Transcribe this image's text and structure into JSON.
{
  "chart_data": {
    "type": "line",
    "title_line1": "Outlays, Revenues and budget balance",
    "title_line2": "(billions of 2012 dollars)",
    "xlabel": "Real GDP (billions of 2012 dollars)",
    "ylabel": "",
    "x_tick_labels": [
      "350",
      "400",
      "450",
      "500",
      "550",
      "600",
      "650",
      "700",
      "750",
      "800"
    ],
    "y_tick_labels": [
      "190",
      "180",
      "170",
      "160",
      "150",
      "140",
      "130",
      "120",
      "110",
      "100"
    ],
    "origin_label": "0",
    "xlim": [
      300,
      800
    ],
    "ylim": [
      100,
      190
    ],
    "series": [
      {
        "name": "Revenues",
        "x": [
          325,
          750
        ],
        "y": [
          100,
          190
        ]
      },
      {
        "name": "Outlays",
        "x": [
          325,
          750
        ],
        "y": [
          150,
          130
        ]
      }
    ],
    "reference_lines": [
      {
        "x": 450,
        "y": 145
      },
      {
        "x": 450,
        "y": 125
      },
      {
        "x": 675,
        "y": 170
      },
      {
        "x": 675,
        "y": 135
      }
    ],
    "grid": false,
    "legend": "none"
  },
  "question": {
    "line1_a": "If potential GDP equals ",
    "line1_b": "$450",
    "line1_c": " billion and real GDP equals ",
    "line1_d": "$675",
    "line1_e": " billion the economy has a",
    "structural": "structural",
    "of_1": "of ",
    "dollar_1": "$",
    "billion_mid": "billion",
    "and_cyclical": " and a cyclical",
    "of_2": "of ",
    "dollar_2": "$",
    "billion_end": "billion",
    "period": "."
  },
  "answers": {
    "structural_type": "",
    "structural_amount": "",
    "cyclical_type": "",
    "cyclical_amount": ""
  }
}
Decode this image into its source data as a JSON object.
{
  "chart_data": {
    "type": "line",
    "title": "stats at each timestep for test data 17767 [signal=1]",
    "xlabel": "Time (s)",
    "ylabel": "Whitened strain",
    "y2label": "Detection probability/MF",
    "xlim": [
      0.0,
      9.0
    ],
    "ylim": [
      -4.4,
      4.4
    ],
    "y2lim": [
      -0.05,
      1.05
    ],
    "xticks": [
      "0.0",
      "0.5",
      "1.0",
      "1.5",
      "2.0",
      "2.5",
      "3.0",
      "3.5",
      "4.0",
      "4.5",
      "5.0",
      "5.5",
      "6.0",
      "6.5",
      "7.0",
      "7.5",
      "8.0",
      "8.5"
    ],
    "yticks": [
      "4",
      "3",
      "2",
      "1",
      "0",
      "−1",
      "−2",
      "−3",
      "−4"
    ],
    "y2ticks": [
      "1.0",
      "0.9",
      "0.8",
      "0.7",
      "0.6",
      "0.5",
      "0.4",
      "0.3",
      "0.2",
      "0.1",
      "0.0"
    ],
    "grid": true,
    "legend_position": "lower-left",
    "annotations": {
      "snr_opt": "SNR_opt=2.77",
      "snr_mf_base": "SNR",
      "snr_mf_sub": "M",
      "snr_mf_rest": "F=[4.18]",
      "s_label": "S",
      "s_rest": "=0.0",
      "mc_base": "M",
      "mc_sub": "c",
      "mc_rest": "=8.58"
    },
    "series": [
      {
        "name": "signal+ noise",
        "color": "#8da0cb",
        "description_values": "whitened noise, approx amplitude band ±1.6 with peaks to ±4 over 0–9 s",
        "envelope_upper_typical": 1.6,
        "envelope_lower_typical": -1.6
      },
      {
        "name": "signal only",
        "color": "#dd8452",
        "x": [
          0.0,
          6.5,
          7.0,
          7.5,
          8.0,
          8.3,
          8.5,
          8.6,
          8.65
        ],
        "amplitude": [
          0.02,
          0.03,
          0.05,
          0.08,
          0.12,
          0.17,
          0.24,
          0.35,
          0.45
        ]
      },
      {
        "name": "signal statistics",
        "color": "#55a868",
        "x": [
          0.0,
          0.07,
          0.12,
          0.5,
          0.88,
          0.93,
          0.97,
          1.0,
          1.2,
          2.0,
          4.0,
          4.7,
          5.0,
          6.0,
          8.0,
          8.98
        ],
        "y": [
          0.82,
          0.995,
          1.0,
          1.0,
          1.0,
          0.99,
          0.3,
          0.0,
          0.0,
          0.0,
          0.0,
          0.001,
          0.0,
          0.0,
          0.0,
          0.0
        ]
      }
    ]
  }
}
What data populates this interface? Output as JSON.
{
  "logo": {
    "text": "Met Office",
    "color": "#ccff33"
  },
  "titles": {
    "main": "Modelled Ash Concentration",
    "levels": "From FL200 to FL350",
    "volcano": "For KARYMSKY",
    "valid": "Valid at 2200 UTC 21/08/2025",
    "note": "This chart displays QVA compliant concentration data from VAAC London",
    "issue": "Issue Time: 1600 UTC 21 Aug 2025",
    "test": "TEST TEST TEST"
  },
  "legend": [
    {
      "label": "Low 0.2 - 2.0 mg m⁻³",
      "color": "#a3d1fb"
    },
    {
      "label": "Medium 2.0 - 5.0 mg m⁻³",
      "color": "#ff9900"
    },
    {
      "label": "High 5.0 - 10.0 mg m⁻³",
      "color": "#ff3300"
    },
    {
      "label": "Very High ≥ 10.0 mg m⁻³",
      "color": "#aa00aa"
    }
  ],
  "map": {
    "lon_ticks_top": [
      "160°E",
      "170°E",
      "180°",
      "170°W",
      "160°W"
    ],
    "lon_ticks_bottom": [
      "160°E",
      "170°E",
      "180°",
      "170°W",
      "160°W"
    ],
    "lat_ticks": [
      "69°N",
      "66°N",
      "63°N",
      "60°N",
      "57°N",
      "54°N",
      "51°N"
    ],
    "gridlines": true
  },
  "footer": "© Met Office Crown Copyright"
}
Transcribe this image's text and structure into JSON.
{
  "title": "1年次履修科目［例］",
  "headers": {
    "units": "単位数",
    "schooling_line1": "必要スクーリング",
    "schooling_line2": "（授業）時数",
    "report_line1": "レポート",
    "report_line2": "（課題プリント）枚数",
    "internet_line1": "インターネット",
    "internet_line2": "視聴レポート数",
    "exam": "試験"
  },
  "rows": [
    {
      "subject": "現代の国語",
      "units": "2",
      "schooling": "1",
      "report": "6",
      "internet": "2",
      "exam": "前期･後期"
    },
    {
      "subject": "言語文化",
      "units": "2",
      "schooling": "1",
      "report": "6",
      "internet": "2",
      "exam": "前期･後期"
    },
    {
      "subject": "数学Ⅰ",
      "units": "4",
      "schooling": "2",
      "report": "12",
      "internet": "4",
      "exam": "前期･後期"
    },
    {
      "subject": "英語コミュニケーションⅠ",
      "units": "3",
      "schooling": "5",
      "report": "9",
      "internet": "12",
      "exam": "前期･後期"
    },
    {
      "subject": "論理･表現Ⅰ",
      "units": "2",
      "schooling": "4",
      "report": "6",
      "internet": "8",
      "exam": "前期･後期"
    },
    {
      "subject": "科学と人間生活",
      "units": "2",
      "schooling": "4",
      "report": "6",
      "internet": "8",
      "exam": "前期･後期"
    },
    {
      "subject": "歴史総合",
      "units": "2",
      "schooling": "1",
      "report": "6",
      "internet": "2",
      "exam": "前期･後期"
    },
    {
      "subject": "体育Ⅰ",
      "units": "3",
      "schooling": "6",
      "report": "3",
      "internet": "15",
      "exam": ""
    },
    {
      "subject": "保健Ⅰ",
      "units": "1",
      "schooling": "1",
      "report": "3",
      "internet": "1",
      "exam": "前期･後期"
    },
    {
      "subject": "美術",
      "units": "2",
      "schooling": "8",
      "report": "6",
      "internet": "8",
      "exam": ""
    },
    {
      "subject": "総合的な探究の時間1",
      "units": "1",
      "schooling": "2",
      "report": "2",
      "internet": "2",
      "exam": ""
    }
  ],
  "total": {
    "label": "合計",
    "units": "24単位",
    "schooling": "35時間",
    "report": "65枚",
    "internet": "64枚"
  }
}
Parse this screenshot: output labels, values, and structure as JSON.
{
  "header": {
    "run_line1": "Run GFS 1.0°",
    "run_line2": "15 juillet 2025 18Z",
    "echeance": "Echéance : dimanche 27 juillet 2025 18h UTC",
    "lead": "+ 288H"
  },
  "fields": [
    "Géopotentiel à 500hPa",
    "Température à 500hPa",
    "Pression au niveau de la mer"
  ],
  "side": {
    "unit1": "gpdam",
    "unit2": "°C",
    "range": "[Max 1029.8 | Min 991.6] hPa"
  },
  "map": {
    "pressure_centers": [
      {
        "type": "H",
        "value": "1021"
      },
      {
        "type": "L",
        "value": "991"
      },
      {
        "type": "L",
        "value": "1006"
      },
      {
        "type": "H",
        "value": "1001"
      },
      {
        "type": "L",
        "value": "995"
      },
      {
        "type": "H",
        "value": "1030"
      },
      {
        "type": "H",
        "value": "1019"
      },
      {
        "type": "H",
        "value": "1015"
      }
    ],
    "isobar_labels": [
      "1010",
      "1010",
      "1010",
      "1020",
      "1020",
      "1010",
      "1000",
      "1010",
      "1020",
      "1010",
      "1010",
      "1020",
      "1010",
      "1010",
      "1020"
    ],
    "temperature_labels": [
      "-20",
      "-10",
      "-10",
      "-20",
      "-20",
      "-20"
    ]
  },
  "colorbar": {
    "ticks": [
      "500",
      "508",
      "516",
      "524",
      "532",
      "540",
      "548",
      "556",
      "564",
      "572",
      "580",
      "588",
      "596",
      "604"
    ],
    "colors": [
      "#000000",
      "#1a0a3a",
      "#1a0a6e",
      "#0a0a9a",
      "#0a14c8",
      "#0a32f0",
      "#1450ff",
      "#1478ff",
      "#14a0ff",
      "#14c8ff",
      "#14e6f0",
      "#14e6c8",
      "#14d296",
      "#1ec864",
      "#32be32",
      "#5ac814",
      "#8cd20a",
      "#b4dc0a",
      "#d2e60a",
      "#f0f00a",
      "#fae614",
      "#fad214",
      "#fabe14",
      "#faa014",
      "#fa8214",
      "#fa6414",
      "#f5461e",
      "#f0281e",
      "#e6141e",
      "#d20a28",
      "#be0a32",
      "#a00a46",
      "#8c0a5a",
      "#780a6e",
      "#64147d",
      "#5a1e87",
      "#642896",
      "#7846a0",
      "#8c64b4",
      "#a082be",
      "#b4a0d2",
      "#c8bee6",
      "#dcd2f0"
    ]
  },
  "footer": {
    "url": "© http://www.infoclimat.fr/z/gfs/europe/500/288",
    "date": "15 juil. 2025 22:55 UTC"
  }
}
^^^^^^^^
WORK TO COMPLETE:
Each line in the material either holds the string "Office" or does not. State how many do, and nothing else.

TASK SOLUTION:
2